* **Task to carry out**
Make an exact transcription of the material, leaving out all images.

──────── Input for this task

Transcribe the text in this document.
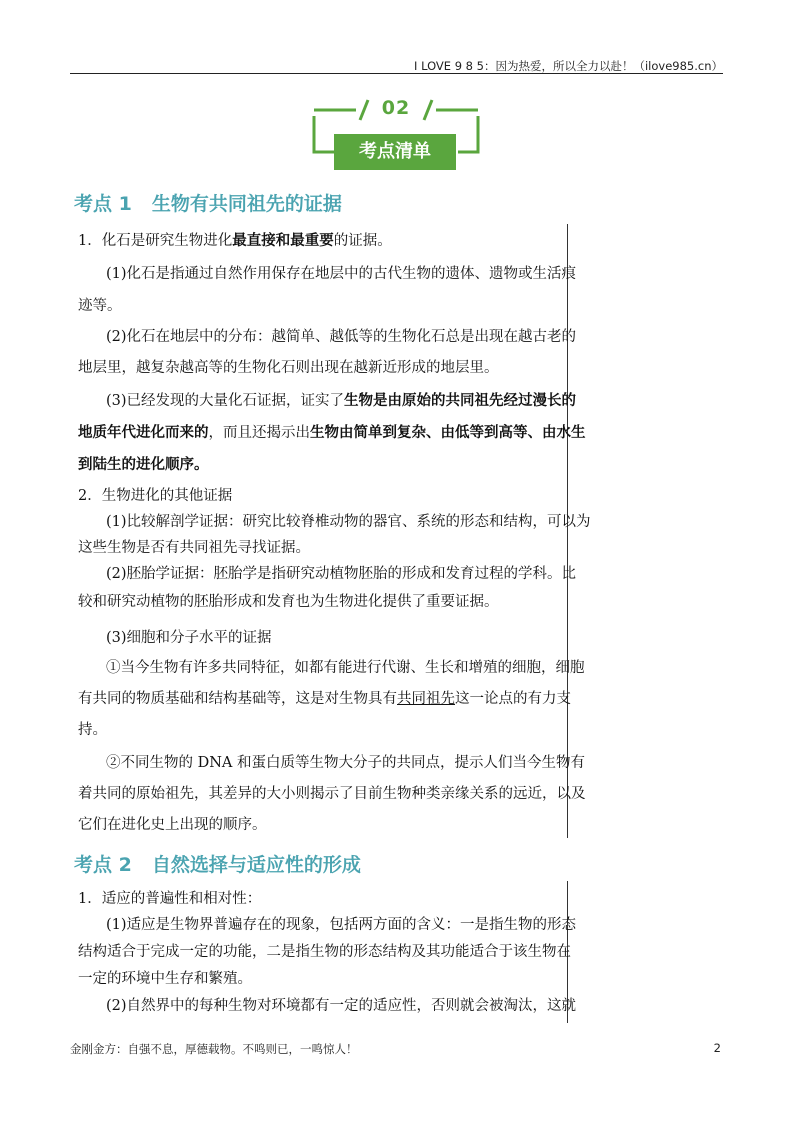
I LOVE 9 8 5：因为热爱，所以全力以赴！（ilove985.cn）
02
考点清单
考点 1 生物有共同祖先的证据
1．化石是研究生物进化最直接和最重要的证据。
(1)化石是指通过自然作用保存在地层中的古代生物的遗体、遗物或生活痕
迹等。
(2)化石在地层中的分布：越简单、越低等的生物化石总是出现在越古老的
地层里，越复杂越高等的生物化石则出现在越新近形成的地层里。
(3)已经发现的大量化石证据，证实了生物是由原始的共同祖先经过漫长的
地质年代进化而来的，而且还揭示出生物由简单到复杂、由低等到高等、由水生
到陆生的进化顺序。
2．生物进化的其他证据
(1)比较解剖学证据：研究比较脊椎动物的器官、系统的形态和结构，可以为
这些生物是否有共同祖先寻找证据。
(2)胚胎学证据：胚胎学是指研究动植物胚胎的形成和发育过程的学科。比
较和研究动植物的胚胎形成和发育也为生物进化提供了重要证据。
(3)细胞和分子水平的证据
①当今生物有许多共同特征，如都有能进行代谢、生长和增殖的细胞，细胞
有共同的物质基础和结构基础等，这是对生物具有共同祖先这一论点的有力支
持。
②不同生物的 DNA 和蛋白质等生物大分子的共同点，提示人们当今生物有
着共同的原始祖先，其差异的大小则揭示了目前生物种类亲缘关系的远近，以及
它们在进化史上出现的顺序。
考点 2 自然选择与适应性的形成
1．适应的普遍性和相对性：
(1)适应是生物界普遍存在的现象，包括两方面的含义：一是指生物的形态
结构适合于完成一定的功能，二是指生物的形态结构及其功能适合于该生物在
一定的环境中生存和繁殖。
(2)自然界中的每种生物对环境都有一定的适应性，否则就会被淘汰，这就
金刚金方：自强不息，厚德载物。不鸣则已，一鸣惊人！	2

────────────────

* **Response to this exercise**
Transcribe the text in this document.
I LOVE 9 8 5：因为热爱，所以全力以赴！（ilove985.cn）
02
考点清单
考点 1 生物有共同祖先的证据
1．化石是研究生物进化最直接和最重要的证据。
(1)化石是指通过自然作用保存在地层中的古代生物的遗体、遗物或生活痕
迹等。
(2)化石在地层中的分布：越简单、越低等的生物化石总是出现在越古老的
地层里，越复杂越高等的生物化石则出现在越新近形成的地层里。
(3)已经发现的大量化石证据，证实了生物是由原始的共同祖先经过漫长的
地质年代进化而来的，而且还揭示出生物由简单到复杂、由低等到高等、由水生
到陆生的进化顺序。
2．生物进化的其他证据
(1)比较解剖学证据：研究比较脊椎动物的器官、系统的形态和结构，可以为
这些生物是否有共同祖先寻找证据。
(2)胚胎学证据：胚胎学是指研究动植物胚胎的形成和发育过程的学科。比
较和研究动植物的胚胎形成和发育也为生物进化提供了重要证据。
(3)细胞和分子水平的证据
①当今生物有许多共同特征，如都有能进行代谢、生长和增殖的细胞，细胞
有共同的物质基础和结构基础等，这是对生物具有共同祖先这一论点的有力支
持。
②不同生物的 DNA 和蛋白质等生物大分子的共同点，提示人们当今生物有
着共同的原始祖先，其差异的大小则揭示了目前生物种类亲缘关系的远近，以及
它们在进化史上出现的顺序。
考点 2 自然选择与适应性的形成
1．适应的普遍性和相对性：
(1)适应是生物界普遍存在的现象，包括两方面的含义：一是指生物的形态
结构适合于完成一定的功能，二是指生物的形态结构及其功能适合于该生物在
一定的环境中生存和繁殖。
(2)自然界中的每种生物对环境都有一定的适应性，否则就会被淘汰，这就
金刚金方：自强不息，厚德载物。不鸣则已，一鸣惊人！	2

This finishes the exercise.